> **CHALLENGE**: Pick out every line below that contains the word "competitions" with the same capitalization, and copy each of those lines.
---*---
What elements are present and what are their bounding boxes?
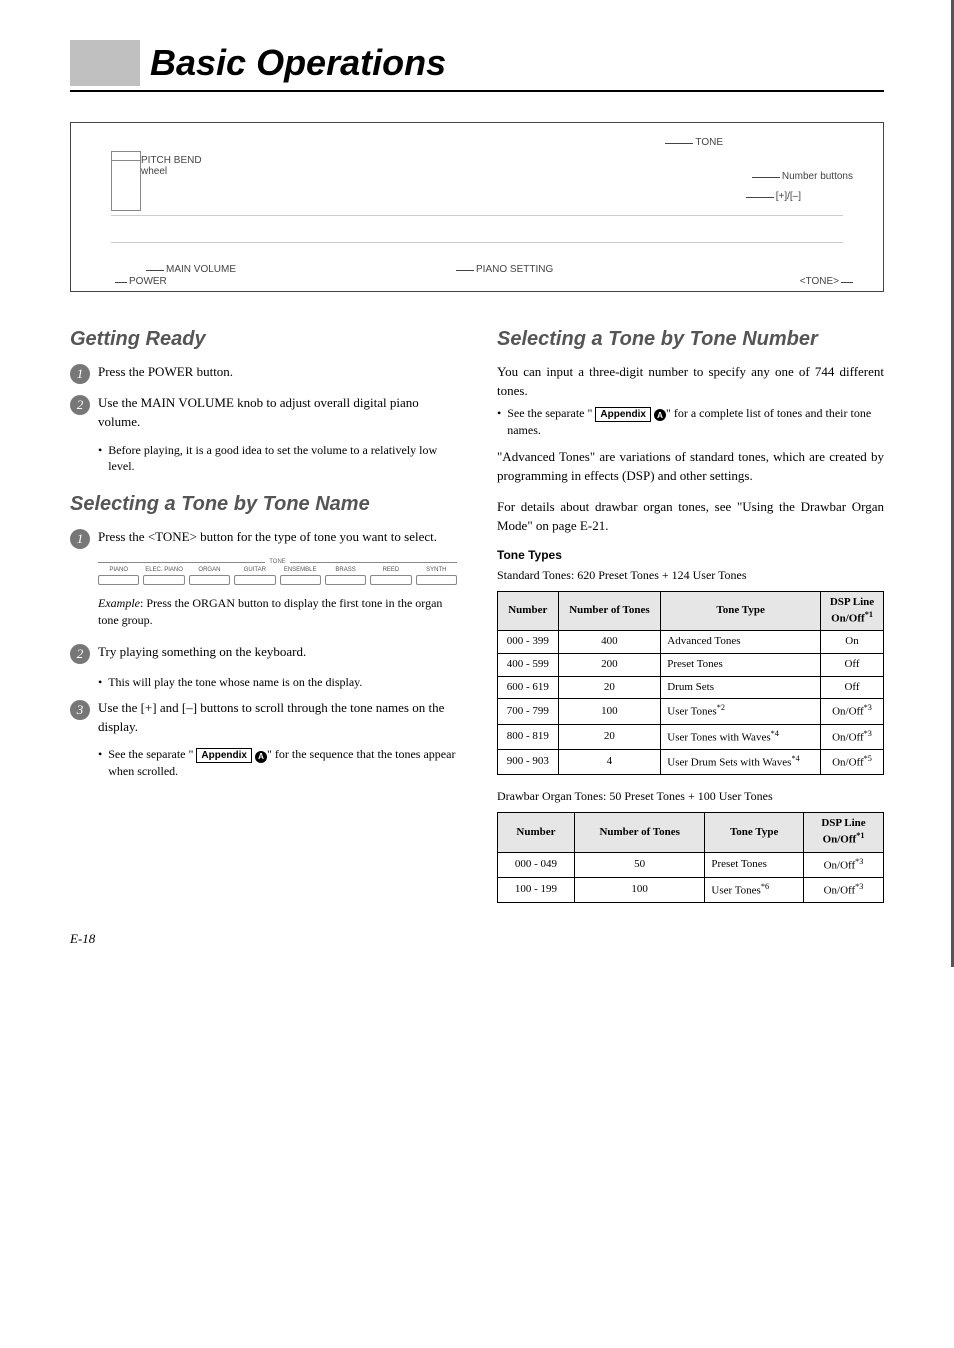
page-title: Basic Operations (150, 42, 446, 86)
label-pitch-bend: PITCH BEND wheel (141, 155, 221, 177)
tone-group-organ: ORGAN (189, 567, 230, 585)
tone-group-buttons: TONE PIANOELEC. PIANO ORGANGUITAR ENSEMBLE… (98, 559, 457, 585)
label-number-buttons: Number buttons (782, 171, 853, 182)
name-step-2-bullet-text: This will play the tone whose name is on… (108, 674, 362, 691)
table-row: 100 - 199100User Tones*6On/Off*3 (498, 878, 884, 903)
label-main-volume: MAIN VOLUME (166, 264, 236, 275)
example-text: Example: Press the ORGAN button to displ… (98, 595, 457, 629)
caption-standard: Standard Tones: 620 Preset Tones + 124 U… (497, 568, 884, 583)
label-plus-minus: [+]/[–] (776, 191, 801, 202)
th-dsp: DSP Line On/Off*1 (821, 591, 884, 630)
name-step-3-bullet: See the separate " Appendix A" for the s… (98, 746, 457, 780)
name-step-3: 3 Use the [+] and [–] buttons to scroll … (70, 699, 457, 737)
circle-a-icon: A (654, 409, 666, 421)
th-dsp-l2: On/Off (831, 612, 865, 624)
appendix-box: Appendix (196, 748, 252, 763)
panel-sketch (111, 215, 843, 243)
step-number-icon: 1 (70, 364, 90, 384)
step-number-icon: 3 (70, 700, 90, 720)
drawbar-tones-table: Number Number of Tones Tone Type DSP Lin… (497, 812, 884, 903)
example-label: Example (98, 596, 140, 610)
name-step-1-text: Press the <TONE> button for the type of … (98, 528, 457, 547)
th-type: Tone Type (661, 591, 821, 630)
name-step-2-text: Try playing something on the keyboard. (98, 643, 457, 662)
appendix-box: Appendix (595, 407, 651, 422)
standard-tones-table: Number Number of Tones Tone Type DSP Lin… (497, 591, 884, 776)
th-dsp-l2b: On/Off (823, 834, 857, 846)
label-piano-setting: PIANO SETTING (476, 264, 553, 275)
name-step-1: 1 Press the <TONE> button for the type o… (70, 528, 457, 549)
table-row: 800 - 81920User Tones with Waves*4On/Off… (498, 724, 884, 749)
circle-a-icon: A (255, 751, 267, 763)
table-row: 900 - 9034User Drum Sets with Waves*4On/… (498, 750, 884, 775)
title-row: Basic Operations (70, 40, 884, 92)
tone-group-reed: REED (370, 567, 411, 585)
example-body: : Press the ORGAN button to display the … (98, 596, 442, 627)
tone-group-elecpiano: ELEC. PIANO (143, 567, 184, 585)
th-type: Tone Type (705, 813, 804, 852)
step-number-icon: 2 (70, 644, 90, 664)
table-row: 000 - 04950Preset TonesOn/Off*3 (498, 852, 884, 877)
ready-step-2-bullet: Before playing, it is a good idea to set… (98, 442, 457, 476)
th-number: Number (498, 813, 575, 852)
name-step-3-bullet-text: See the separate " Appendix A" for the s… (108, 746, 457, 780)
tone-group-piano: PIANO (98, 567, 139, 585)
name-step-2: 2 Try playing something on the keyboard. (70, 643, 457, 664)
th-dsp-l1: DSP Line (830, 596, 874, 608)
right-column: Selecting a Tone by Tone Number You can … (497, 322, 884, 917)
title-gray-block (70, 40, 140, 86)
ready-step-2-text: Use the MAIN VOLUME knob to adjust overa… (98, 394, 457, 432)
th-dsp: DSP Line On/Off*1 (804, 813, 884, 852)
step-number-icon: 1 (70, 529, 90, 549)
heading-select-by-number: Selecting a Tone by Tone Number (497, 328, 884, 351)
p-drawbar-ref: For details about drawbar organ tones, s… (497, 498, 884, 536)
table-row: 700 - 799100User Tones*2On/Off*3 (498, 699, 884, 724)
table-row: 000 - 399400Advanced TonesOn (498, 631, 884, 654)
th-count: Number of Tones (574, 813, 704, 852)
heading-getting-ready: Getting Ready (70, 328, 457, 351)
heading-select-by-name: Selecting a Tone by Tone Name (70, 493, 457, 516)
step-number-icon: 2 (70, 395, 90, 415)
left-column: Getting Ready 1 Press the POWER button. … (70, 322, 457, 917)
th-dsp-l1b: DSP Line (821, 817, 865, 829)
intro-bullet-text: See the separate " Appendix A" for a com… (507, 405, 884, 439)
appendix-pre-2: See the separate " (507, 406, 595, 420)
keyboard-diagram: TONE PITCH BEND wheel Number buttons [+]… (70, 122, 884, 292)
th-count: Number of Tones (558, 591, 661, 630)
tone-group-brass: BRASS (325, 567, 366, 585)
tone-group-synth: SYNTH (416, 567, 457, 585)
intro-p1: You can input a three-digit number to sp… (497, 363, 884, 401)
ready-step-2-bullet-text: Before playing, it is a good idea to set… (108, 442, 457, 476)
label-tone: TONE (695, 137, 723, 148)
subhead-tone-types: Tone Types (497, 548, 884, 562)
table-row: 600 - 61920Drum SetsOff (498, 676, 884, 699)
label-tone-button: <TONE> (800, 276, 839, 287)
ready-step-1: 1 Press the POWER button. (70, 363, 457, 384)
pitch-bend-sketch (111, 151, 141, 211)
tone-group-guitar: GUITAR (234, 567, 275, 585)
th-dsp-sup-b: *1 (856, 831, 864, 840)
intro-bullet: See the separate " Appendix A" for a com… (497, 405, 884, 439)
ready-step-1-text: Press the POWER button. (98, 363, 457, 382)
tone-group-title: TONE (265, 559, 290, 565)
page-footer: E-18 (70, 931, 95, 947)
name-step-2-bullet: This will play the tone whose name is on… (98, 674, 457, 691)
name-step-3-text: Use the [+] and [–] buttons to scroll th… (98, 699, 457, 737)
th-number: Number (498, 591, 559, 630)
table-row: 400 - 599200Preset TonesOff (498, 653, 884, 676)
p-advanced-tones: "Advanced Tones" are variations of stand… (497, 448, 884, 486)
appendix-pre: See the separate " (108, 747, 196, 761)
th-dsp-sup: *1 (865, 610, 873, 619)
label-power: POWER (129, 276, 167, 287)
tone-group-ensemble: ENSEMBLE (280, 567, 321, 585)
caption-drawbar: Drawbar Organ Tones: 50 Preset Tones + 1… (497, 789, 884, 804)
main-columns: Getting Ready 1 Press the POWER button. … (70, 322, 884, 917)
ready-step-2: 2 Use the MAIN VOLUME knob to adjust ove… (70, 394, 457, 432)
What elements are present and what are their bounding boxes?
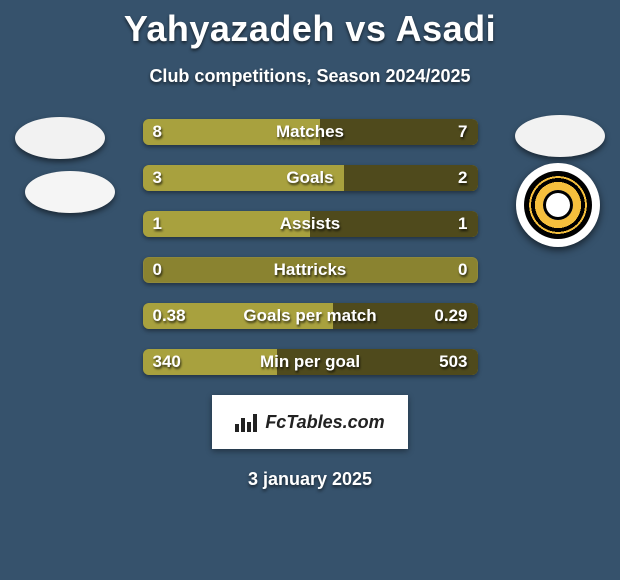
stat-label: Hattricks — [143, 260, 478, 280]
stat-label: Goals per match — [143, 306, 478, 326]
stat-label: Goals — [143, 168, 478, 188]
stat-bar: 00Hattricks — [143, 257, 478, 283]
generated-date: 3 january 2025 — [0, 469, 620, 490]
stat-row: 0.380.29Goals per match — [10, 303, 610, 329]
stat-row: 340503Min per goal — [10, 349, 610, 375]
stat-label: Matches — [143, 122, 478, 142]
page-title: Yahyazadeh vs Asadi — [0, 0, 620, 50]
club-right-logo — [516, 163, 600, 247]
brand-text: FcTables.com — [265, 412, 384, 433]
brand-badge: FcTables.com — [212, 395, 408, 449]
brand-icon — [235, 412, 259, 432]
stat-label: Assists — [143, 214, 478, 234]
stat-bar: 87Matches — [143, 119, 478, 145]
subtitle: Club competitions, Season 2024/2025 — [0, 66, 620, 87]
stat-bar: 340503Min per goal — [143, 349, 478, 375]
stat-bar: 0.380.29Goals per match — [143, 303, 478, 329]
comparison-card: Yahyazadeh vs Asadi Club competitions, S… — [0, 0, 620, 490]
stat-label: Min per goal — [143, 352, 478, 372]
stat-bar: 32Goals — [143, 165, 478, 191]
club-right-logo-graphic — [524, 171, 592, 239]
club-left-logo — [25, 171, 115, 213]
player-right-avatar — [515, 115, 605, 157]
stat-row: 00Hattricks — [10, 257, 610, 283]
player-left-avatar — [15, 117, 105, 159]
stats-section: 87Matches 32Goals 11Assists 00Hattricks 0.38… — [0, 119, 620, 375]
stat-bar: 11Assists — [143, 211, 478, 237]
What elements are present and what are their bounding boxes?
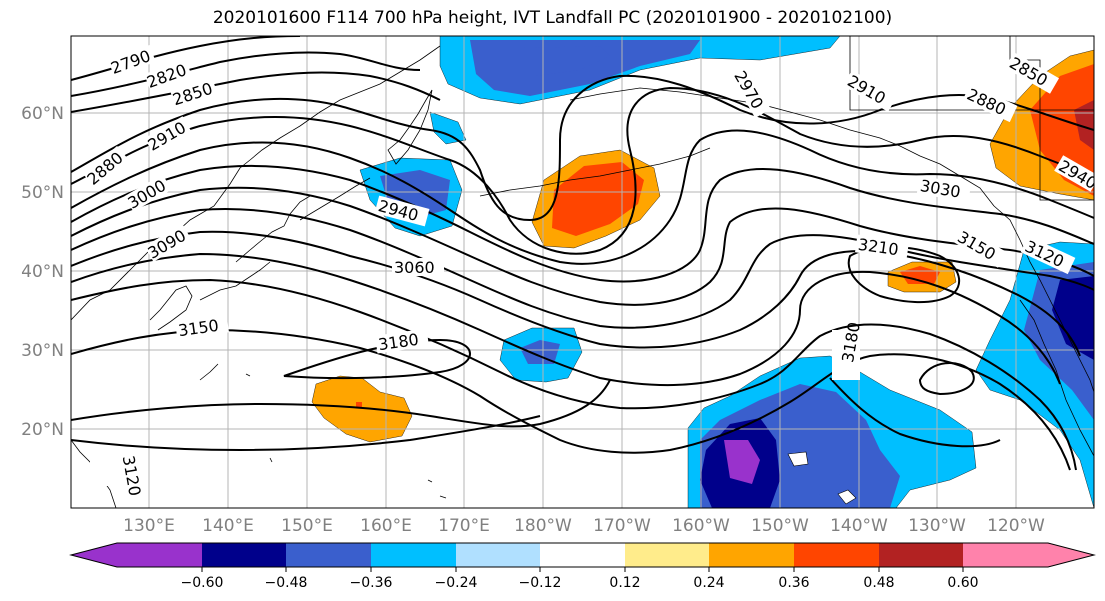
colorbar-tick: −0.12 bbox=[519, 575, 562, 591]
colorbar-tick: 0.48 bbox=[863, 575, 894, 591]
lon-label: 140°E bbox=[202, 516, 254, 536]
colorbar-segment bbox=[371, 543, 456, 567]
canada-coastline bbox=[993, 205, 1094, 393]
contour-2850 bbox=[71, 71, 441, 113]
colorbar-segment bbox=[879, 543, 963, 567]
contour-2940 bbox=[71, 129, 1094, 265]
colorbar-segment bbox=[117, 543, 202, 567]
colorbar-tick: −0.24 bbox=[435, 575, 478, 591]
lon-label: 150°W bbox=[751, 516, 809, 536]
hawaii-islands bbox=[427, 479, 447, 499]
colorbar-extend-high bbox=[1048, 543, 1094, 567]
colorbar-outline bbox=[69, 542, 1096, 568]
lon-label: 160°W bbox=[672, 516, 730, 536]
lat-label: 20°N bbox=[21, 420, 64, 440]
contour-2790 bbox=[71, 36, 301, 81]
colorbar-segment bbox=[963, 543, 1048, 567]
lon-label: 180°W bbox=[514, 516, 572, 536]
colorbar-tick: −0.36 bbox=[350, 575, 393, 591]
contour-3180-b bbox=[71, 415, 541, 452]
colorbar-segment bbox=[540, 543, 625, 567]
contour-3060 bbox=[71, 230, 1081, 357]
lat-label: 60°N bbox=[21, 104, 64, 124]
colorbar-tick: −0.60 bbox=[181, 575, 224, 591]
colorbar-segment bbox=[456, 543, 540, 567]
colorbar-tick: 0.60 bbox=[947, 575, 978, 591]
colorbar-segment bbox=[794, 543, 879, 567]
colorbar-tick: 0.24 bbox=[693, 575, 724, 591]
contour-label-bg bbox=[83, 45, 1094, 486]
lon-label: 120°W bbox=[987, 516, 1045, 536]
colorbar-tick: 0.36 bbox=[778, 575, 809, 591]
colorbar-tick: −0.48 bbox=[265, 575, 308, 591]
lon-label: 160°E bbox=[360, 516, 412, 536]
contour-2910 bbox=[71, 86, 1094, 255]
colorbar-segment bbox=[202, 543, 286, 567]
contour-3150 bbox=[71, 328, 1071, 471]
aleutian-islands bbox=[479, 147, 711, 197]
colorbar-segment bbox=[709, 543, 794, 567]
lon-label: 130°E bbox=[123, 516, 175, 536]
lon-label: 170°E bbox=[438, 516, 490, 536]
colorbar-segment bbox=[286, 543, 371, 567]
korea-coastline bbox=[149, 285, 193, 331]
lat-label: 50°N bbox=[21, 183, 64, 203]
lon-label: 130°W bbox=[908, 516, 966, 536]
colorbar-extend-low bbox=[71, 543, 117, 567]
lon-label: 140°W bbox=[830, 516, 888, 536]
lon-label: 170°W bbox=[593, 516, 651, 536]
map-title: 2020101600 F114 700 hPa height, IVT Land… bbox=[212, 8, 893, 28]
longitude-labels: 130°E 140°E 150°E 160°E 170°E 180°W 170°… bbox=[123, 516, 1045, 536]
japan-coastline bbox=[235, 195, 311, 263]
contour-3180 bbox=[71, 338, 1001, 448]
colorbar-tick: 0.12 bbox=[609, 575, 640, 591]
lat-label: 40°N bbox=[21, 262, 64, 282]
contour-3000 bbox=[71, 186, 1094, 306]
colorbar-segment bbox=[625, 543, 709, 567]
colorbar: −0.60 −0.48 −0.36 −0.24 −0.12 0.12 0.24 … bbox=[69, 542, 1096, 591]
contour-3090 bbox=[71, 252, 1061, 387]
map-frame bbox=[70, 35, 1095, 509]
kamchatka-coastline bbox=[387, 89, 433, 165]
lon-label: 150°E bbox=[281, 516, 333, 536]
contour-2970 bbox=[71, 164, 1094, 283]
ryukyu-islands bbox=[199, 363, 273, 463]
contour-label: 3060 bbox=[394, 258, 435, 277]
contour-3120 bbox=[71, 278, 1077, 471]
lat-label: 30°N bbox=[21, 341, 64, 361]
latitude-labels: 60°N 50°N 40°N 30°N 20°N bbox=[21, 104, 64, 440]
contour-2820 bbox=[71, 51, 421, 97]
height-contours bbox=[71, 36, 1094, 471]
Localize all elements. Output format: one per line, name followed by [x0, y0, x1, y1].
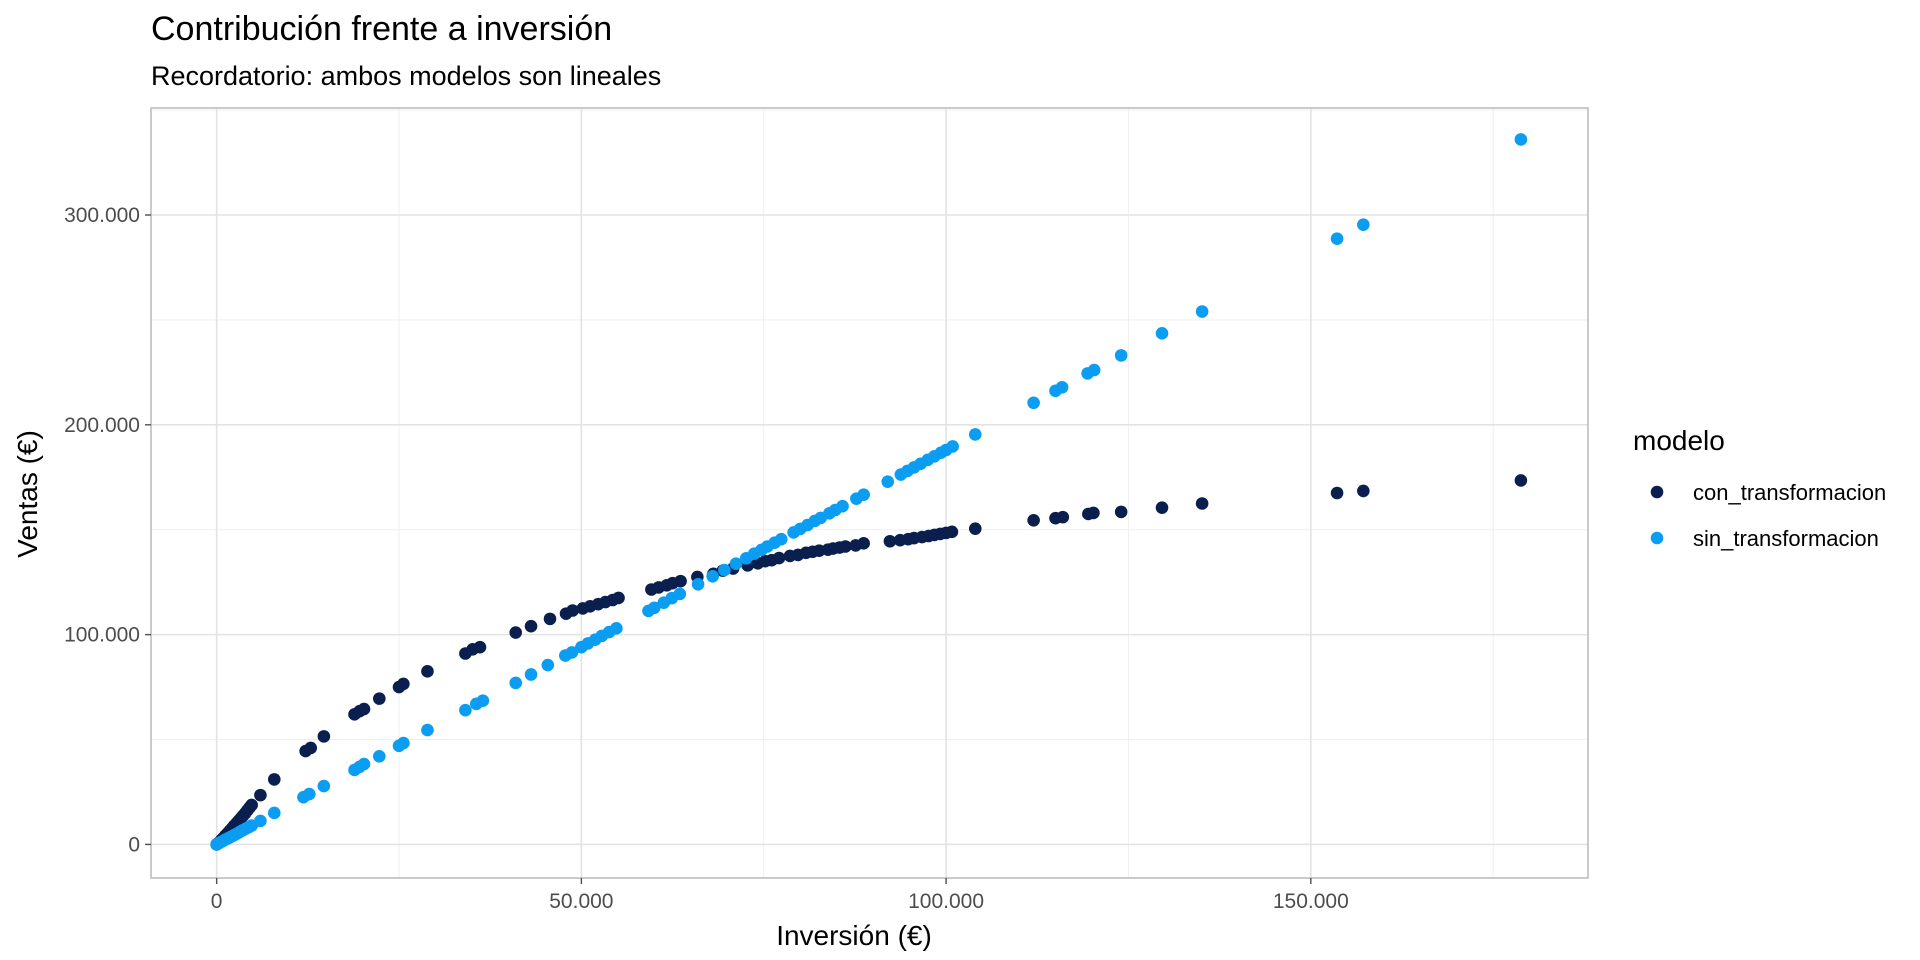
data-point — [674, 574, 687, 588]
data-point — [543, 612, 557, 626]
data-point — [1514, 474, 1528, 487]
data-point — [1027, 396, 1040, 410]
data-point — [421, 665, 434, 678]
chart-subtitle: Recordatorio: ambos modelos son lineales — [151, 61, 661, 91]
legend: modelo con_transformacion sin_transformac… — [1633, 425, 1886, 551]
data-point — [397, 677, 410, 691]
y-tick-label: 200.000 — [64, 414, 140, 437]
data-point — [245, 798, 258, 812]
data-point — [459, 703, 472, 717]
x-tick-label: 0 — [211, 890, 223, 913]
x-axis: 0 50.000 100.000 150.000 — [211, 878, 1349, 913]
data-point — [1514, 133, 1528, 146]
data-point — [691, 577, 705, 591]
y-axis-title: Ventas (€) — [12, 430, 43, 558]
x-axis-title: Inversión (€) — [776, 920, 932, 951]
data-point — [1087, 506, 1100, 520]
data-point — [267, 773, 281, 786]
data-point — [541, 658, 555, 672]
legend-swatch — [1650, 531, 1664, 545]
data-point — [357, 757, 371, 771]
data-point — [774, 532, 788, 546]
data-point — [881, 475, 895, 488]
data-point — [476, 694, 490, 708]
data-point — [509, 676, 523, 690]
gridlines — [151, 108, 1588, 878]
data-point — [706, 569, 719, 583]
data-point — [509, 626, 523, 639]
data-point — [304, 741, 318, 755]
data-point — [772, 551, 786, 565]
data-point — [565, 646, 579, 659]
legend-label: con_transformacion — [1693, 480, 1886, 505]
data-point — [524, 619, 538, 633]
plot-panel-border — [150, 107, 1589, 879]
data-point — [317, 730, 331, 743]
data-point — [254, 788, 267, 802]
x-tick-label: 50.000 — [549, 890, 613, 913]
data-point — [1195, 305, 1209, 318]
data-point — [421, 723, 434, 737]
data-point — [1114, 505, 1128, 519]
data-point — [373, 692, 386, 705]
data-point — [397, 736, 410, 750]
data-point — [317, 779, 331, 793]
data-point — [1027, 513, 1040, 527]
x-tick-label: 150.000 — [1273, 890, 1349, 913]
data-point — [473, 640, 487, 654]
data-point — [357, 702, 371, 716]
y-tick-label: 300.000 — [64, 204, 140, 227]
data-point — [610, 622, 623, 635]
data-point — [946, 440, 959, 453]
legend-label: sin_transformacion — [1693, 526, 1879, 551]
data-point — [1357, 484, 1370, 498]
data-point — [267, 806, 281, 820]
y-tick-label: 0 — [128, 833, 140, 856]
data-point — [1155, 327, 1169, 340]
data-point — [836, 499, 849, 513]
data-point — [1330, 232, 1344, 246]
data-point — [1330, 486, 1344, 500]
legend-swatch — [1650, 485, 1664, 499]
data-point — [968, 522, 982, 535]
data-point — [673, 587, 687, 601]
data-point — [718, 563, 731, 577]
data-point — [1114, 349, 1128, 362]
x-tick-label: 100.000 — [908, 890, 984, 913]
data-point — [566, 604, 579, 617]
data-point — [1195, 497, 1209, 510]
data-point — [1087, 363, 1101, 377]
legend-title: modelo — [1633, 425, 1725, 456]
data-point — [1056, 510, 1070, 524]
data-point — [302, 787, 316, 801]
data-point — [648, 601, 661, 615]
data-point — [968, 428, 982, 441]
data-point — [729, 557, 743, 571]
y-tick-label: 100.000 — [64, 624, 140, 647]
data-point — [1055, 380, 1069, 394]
---*---
> **RESULT**:
subtitle: Club competitions, Season 2024/2025 — [0, 66, 620, 87]
comparison-card: Yahyazadeh vs Asadi Club competitions, S… — [0, 0, 620, 490]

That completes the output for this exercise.